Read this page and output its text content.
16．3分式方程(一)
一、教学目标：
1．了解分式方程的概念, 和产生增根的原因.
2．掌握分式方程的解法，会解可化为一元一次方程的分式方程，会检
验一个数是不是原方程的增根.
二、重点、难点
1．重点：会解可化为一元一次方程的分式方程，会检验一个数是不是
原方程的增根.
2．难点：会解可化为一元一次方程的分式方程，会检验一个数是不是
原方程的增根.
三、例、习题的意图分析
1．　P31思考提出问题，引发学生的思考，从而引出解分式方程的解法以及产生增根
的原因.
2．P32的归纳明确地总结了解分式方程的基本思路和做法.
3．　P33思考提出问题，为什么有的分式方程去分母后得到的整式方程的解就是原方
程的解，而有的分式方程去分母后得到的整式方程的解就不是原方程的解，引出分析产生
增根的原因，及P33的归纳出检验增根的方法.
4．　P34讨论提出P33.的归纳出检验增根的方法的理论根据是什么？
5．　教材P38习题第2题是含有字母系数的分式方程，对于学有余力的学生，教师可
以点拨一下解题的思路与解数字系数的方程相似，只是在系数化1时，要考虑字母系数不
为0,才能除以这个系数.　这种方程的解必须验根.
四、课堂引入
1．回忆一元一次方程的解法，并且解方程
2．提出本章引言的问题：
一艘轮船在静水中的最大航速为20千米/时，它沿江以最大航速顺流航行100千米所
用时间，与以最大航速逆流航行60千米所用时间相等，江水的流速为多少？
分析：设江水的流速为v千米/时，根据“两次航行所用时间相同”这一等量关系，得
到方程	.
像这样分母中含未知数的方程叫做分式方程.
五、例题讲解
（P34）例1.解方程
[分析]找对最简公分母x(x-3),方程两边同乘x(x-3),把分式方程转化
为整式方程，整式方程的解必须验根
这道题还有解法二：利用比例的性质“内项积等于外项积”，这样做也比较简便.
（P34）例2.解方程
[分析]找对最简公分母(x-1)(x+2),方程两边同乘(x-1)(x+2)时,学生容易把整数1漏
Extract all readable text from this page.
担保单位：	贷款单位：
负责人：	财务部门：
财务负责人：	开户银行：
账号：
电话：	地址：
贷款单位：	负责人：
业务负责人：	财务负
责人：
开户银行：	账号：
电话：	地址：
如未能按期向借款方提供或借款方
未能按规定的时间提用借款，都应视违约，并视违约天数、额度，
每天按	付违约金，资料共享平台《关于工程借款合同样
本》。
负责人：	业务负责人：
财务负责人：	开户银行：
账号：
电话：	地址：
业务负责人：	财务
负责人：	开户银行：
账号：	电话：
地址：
===============
OBJECTIVE =
Report each line in the data that holds the word "开户银行".

FINISHED EXERCISE =
财务负责人：	开户银行：
开户银行：	账号：
财务负责人：	开户银行：
负责人：	开户银行：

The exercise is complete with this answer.